= Source passage =
--------------------------------------------------

I know that may sound insane to a lot of people, because conviction of belief is supposed to be a moral good, but it just grates on me. There's this whole premise, I think, on which "Strong Opinions, Yay!" (I'm going to call that SOY from now on) is based, which is that the sharp edge of one opinion hones another. But to me, it's the painful clashing of swords and even if someone doesn't intend to blood an opponent, the risk is there. (I'm *so* not Lex Luthor, obviously.) It's been said many times that qualifying--that whole verbal style of disclaimers a la "IMHO, my feeling is, just my opinion," along with such wavery meeps as "mabye, I think, I tend to think, I kinda think, I sometimes think," et cetera--is unnecessary. That it's *implied* whenever you state something, and every reader should understand that.

No. I don't think so. (Heh.) I think that verbal style is in fact critical to many people, and that it's the very force of some people's verbalizations that makes other people flinch back, regardless of what's being said. It's *how* something's being said, and not always *what's* being said, that makes a discussion flame up. And that's not a new truism in itself, and sure, you can say that *other* people are the touchy ones and should grow up, but I think people should own their own friction, too. It's a whole frictive style thing: the stronger you try to push your beliefs as fact on someone, in opposition, the more likely you are to trigger pushback. It's just a natural interactive law. Qualification is verbal oil that reduces this kind of friction. It's the lube of discourse. Yay, lube.

And I just really like discourse with lube. Discussion that's sexy, slippery, flexible, and cooperative, like an orgy. I prefer that to a style that emulates battle--where, say, formal debate is like fencing, where you keep the distance of swords between you, and that distance adds a stylized coldness to the talk. (And maybe ad hominem attacks and flames are like boxing, where you're landing blows right on someone's person.)

--------------------------------------------------

= Instructions =
1. Update the essay on hedging opinions between "No. I don't" and "discourse. Yay, lube.", inclusive, replacing "lube" with "grease".
2. In the essay on hedging opinions, what abbreviation does the writer adopt for "Strong Opinions, Yay!"?
3. Proceed with the essay on hedging opinions, picking up right after its final sentence.
The lines that follow are separate material, unrelated to the essay on hedging opinions.

--------------------------------------------------

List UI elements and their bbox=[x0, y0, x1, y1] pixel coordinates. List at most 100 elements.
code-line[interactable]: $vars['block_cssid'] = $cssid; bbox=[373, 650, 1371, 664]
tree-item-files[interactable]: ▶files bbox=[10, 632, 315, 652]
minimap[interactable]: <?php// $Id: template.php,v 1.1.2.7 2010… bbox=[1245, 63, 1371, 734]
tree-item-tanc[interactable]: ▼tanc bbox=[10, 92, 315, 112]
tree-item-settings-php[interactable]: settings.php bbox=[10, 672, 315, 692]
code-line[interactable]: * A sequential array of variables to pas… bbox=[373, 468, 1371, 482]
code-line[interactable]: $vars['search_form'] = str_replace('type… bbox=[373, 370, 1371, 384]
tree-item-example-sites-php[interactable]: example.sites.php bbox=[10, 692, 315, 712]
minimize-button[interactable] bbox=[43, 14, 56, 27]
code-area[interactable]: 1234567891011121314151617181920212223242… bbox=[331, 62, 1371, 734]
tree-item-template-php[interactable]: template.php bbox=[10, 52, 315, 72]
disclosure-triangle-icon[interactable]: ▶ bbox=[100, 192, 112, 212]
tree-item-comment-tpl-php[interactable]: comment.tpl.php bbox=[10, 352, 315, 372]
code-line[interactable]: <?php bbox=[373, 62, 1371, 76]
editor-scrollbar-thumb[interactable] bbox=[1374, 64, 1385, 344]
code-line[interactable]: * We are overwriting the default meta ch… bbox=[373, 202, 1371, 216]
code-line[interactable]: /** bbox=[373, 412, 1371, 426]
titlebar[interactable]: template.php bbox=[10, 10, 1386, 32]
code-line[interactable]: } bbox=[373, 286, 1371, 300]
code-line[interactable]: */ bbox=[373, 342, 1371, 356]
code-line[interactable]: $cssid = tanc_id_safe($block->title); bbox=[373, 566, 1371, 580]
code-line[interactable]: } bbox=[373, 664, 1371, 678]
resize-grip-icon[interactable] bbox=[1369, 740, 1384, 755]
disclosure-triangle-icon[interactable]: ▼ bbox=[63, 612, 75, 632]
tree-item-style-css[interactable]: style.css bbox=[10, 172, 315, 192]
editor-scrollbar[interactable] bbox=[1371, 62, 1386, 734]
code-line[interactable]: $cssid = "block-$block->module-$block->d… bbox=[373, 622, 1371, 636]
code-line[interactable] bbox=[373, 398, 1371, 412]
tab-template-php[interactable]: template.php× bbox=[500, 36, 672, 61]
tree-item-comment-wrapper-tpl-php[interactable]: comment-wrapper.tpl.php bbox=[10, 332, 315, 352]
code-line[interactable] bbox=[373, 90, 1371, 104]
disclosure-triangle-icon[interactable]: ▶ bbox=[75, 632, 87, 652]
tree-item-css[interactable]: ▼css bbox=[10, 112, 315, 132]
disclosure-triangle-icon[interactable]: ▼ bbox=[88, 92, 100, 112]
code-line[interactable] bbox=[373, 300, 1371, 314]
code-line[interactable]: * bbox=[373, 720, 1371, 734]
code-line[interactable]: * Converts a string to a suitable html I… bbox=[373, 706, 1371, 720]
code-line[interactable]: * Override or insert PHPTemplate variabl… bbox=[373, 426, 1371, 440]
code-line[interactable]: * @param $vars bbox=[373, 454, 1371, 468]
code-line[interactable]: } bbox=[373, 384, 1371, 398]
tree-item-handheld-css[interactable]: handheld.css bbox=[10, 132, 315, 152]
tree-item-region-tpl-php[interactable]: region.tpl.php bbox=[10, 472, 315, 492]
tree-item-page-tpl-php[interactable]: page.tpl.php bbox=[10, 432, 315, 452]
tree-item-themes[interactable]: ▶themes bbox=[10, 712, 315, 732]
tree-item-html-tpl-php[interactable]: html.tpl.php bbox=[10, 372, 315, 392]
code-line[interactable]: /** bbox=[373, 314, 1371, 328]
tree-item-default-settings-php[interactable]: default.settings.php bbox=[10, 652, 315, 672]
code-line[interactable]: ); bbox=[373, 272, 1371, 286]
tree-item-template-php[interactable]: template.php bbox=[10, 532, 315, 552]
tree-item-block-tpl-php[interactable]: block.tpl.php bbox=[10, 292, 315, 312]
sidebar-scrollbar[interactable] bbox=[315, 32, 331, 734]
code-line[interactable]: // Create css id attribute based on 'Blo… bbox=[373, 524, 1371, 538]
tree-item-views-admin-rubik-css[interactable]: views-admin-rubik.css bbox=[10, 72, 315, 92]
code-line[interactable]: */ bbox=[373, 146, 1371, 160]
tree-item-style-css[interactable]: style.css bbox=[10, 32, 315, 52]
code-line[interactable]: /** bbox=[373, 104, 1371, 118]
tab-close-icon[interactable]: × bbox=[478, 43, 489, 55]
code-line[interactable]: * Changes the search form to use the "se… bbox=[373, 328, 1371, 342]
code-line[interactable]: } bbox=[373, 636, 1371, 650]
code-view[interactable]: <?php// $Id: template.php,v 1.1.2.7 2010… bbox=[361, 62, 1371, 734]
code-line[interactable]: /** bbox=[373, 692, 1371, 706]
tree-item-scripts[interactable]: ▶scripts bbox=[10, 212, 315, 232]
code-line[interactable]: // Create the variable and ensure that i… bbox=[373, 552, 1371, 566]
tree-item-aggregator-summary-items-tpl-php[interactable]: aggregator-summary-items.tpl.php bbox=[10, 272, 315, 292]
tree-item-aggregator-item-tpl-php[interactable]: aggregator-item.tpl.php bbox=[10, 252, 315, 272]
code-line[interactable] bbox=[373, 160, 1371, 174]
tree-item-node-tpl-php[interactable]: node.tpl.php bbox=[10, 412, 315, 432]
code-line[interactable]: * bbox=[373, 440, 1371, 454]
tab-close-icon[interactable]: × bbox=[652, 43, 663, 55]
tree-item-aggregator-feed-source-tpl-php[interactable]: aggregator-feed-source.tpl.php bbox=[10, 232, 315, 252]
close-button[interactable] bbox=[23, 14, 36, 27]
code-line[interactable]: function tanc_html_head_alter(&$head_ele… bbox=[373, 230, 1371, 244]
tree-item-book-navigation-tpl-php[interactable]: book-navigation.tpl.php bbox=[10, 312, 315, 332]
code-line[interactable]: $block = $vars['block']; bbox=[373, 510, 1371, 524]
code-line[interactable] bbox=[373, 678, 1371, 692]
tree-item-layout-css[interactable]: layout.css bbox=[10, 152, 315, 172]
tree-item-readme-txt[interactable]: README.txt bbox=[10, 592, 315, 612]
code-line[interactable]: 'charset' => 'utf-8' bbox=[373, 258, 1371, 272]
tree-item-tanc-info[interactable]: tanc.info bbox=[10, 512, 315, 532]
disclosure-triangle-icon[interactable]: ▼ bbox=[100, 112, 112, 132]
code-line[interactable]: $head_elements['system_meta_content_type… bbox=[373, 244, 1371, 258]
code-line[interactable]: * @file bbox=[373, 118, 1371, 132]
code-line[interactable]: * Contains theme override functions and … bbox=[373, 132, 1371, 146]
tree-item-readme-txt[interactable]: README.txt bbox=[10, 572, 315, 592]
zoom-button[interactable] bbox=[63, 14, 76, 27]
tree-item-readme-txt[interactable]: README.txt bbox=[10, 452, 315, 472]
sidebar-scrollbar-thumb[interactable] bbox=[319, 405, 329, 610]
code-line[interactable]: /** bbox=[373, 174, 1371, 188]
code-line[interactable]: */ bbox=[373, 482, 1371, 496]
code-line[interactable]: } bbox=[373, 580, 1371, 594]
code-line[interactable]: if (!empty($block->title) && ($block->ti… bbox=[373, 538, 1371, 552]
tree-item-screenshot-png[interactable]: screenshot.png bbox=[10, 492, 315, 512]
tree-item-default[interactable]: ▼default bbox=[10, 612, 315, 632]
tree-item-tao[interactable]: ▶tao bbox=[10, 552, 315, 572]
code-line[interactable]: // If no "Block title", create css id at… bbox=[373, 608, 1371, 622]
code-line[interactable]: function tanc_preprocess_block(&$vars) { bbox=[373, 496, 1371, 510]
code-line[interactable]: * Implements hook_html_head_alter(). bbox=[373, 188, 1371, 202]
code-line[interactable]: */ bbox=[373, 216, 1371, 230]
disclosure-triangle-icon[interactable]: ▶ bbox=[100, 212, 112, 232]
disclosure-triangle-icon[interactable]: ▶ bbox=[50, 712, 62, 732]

--------------------------------------------------

= Results of the tasks =
1.
No. I don't think so. (Heh.) I think that verbal style is in fact critical to many people, and that it's the very force of some people's verbalizations that makes other people flinch back, regardless of what's being said. It's *how* something's being said, and not always *what's* being said, that makes a discussion flame up. And that's not a new truism in itself, and sure, you can say that *other* people are the touchy ones and should grow up, but I think people should own their own friction, too. It's a whole frictive style thing: the stronger you try to push your beliefs as fact on someone, in opposition, the more likely you are to trigger pushback. It's just a natural interactive law. Qualification is verbal oil that reduces this kind of friction. It's the grease of discourse. Yay, grease.

2. SOY

3.
Aside from all that, I think there may be a very basic philsophical difference that informs these debating styles--like, we consider the styles superficial, but they may in fact represent a much deeper schism of relativism and absolutism. And here's where I'd need another thousand words to try and get my thoughts across, because I'm not necessarily talking about these terms as ascribed to one's moral outlook on the world, so much as one's...psychological?

Anyway, I'm just blithering, at greater length than intended. And now I need to touch base with evil some caffeine.


elijah

hey, look...it's the end of the day.

Went and got DVD player number three. Looks good, I think. Thank Christ. My friend A. drove me and we had dinner (Oh, Olive Garden! Your commercials are pretentious! Your food, relatively tasty!) and laughed like loons over every last thing. Much fun. Came home, watched Angel. No comments from me yet. Too sleepy.

Too sleepy to really want to write, which is sad, because I suspect I'll kick myself tomorrow. My mind won't jump-start on anything, though.

I did reply to a recent comment by writing some thoughts on the idea of love, vis-a-vis the spander stuff, thoughts which--I'm just telling you--everyone has to go read, because it took me fifty million billion tries to edit it down to a length that LJ would accept, and fuck, I need maximum value for my efforts, okay? Go read!

Y'all are too kind. :)

Want to write, want to sleep, want to write, want to sleep, want to...zzzzzzz.